▸ DO THIS:
Scan the following material for the string "badge" and copy each line in which it appears.

▸ EXTRACTED ENTRIES:
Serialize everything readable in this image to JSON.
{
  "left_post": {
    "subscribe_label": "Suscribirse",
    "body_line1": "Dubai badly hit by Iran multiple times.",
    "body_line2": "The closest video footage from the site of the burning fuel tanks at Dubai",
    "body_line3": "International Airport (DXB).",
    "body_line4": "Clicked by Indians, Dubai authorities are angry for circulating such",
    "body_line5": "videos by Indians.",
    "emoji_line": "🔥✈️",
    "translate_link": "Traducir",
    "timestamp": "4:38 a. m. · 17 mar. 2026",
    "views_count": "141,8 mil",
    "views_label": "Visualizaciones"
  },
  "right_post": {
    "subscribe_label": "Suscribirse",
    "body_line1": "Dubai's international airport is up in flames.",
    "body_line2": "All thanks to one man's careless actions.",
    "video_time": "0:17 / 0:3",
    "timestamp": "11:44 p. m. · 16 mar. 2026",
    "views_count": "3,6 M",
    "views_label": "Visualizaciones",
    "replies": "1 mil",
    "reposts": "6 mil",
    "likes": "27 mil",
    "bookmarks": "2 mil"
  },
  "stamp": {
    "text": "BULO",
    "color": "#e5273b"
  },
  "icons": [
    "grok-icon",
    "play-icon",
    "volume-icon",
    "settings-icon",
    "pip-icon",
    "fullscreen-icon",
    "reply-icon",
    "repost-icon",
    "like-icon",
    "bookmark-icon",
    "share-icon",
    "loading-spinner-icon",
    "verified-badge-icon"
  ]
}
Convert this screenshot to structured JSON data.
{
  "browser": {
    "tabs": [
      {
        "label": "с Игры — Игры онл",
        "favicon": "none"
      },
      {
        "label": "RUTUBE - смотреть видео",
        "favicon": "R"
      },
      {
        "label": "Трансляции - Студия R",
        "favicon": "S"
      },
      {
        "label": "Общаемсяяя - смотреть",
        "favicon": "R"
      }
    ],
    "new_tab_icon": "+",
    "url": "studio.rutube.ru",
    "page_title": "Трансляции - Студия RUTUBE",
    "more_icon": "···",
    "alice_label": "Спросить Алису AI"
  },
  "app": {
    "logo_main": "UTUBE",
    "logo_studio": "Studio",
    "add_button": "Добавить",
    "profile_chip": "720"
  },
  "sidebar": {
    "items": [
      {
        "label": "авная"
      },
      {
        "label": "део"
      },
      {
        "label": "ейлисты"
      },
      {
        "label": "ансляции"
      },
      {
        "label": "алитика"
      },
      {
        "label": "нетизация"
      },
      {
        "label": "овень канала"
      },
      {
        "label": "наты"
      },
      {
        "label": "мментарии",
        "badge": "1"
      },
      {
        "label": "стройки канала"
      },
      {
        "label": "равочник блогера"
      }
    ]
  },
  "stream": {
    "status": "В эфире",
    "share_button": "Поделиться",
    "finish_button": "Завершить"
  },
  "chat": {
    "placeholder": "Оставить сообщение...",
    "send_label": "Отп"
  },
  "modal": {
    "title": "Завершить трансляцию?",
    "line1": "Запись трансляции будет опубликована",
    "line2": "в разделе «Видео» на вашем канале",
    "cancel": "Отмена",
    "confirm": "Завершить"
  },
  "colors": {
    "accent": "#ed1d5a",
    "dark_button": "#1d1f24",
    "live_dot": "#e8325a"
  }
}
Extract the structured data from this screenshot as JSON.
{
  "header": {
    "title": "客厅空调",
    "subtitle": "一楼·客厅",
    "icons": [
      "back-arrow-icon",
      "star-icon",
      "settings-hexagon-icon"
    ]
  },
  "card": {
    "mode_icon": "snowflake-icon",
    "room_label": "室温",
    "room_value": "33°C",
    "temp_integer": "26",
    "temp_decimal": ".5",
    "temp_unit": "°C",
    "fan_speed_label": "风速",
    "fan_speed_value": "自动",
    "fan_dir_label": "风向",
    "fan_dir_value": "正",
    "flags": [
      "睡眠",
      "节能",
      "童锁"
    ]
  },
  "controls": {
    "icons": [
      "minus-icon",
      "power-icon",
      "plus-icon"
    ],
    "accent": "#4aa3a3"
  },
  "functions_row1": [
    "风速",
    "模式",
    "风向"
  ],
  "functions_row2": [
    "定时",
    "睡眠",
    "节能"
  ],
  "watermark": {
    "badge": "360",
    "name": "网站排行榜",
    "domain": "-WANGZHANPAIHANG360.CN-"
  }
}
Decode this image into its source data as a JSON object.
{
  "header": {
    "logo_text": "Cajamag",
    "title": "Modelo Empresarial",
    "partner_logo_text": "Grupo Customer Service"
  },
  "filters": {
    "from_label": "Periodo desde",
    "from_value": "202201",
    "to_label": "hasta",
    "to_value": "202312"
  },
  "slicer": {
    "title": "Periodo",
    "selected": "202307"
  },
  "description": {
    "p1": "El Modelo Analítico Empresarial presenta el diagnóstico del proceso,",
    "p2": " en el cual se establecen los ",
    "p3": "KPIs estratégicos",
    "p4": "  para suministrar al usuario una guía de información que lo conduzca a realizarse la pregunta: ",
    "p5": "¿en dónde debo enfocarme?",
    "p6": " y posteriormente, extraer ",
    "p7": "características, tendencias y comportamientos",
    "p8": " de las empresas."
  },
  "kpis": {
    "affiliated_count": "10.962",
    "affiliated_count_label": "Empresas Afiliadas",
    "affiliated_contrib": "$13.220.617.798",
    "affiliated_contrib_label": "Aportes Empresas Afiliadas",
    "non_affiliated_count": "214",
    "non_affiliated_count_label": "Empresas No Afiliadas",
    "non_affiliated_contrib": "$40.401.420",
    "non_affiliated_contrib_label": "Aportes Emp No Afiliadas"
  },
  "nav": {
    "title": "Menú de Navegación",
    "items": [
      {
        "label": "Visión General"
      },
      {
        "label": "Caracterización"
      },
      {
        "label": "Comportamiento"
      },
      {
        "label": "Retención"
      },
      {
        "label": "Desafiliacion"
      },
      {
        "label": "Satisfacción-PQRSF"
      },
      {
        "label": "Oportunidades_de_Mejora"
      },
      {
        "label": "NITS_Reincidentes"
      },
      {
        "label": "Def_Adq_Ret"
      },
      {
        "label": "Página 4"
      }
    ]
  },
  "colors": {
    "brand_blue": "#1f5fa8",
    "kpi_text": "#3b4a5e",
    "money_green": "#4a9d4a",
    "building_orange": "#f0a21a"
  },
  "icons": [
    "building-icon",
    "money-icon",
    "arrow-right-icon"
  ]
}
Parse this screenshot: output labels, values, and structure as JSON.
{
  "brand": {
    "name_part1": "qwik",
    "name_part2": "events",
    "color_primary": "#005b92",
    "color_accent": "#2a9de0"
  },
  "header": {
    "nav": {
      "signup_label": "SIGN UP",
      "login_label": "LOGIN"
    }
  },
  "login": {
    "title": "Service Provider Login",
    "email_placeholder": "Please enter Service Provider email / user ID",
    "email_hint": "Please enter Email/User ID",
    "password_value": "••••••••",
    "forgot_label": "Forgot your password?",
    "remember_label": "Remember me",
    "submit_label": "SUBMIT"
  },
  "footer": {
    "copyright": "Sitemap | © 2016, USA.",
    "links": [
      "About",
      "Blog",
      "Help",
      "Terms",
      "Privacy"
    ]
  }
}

▸ OUTPUT FOR THIS EXERCISE:
    "verified-badge-icon"
        "badge": "1"
    "badge": "360",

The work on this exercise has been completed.